━━ ТЕКСТ ДЛЯ ЧТЕНИЯ ━━

Влади́мир Влади́мирович Набо́ков (публиковался также под псевдонимом Си́рин; 10 [22] апреля 1899[1], Санкт-Петербург — 2 июля 1977, Монтрё) — русский и американский писатель, поэт, переводчик, литературовед и энтомолог

Набоков оставил после себя, без преувеличения, огромное литературное наследие. Его главными, написанными по-русски книгами являются: «Машенька» (1926), «Король, дама, валет» (1928), «Возвращение Чорба», «Защита Лужина» (1930), «Подвиг» (1932), «Круг» (1936), «Дар» (1937-1938), «Приглашение на казнь», «Соглядатай» (1938) и другие. В те же годы опубликовал немало стихов, стихотворные драмы: «Дедушка», «Смерть», «Скитальцы», «Плюс», пьесы в прозе, немало переводов, в том числе для детей: «Аня в стране чудес» Л. Кэтола. В США писал по-английски: «Действительная жизнь Себастьяна Найта», «Под знаком незаконнорожденных», «Лолита», «Призрачные вещи», «Ада», «Взгляни на арлекинов!». Переводил на английский русскую поэзию XIX века.

━━━

§ **СУТЬ ЗАДАНИЯ**:
Перепишите без изменений фрагмент текста о Набокове, начиная со слов «Набоков оставил после» и заканчивая словами «поэзию XIX века.». Приведённые далее строки взяты из другого источника.

━━ НАБОР СТРОК ━━

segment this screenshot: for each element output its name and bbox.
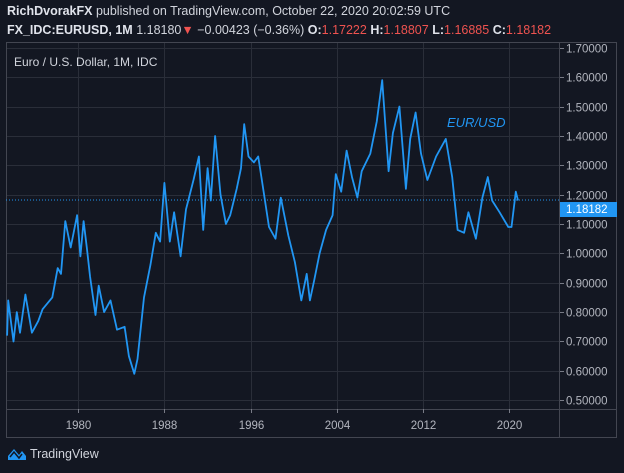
chart-frame <box>6 42 617 438</box>
close-value: 1.18182 <box>505 23 552 37</box>
y-tick-label: 1.50000 <box>566 103 608 115</box>
high-value: 1.18807 <box>383 23 429 37</box>
y-tick-label: 1.60000 <box>566 73 608 85</box>
y-tick-label: 1.70000 <box>566 44 608 56</box>
x-tick-label: 2012 <box>411 420 437 432</box>
y-tick-label: 0.50000 <box>566 396 608 408</box>
triangle-down-icon: ▼ <box>181 23 194 37</box>
logo-text: TradingView <box>30 447 99 461</box>
author[interactable]: RichDvorakFX <box>7 4 93 18</box>
low-value: 1.16885 <box>444 23 490 37</box>
open-value: 1.17222 <box>321 23 367 37</box>
y-tick-label: 0.80000 <box>566 308 608 320</box>
tradingview-logo-icon <box>8 449 26 460</box>
y-tick-label: 1.40000 <box>566 132 608 144</box>
publish-text: published on TradingView.com, October 22… <box>95 4 451 18</box>
change-value: −0.00423 (−0.36%) <box>197 23 305 37</box>
open-label: O: <box>307 23 322 37</box>
last-value: 1.18180 <box>136 23 182 37</box>
chart-title: Euro / U.S. Dollar, 1M, IDC <box>14 55 158 69</box>
high-label: H: <box>370 23 384 37</box>
y-tick-label: 0.70000 <box>566 337 608 349</box>
x-tick-label: 1980 <box>66 420 92 432</box>
y-tick-label: 0.60000 <box>566 367 608 379</box>
y-tick-label: 1.30000 <box>566 161 608 173</box>
low-label: L: <box>432 23 445 37</box>
y-tick-label: 1.10000 <box>566 220 608 232</box>
ohlc-bar: FX_IDC:EURUSD, 1M 1.18180▼ −0.00423 (−0.… <box>7 23 551 37</box>
y-tick-label: 1.20000 <box>566 191 608 203</box>
publish-info: RichDvorakFX published on TradingView.co… <box>7 4 450 18</box>
tradingview-logo[interactable]: TradingView <box>7 447 99 461</box>
series-annotation: EUR/USD <box>447 115 506 130</box>
x-tick-label: 1988 <box>152 420 178 432</box>
x-tick-label: 2020 <box>497 420 523 432</box>
symbol: FX_IDC:EURUSD, 1M <box>7 23 133 37</box>
y-tick-label: 0.90000 <box>566 279 608 291</box>
x-tick-label: 1996 <box>239 420 265 432</box>
svg-text:1.18182: 1.18182 <box>566 204 608 216</box>
close-label: C: <box>492 23 506 37</box>
last-price-label: 1.18182 <box>560 202 617 218</box>
series-line-eurusd <box>6 79 519 375</box>
y-tick-label: 1.00000 <box>566 249 608 261</box>
x-tick-label: 2004 <box>325 420 351 432</box>
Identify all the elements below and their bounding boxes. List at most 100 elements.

━━━

§ **ОТВЕТ К ЗАДАНИЮ**:
Набоков оставил после себя, без преувеличения, огромное литературное наследие. Его главными, написанными по-русски книгами являются: «Машенька» (1926), «Король, дама, валет» (1928), «Возвращение Чорба», «Защита Лужина» (1930), «Подвиг» (1932), «Круг» (1936), «Дар» (1937-1938), «Приглашение на казнь», «Соглядатай» (1938) и другие. В те же годы опубликовал немало стихов, стихотворные драмы: «Дедушка», «Смерть», «Скитальцы», «Плюс», пьесы в прозе, немало переводов, в том числе для детей: «Аня в стране чудес» Л. Кэтола. В США писал по-английски: «Действительная жизнь Себастьяна Найта», «Под знаком незаконнорожденных», «Лолита», «Призрачные вещи», «Ада», «Взгляни на арлекинов!». Переводил на английский русскую поэзию XIX века.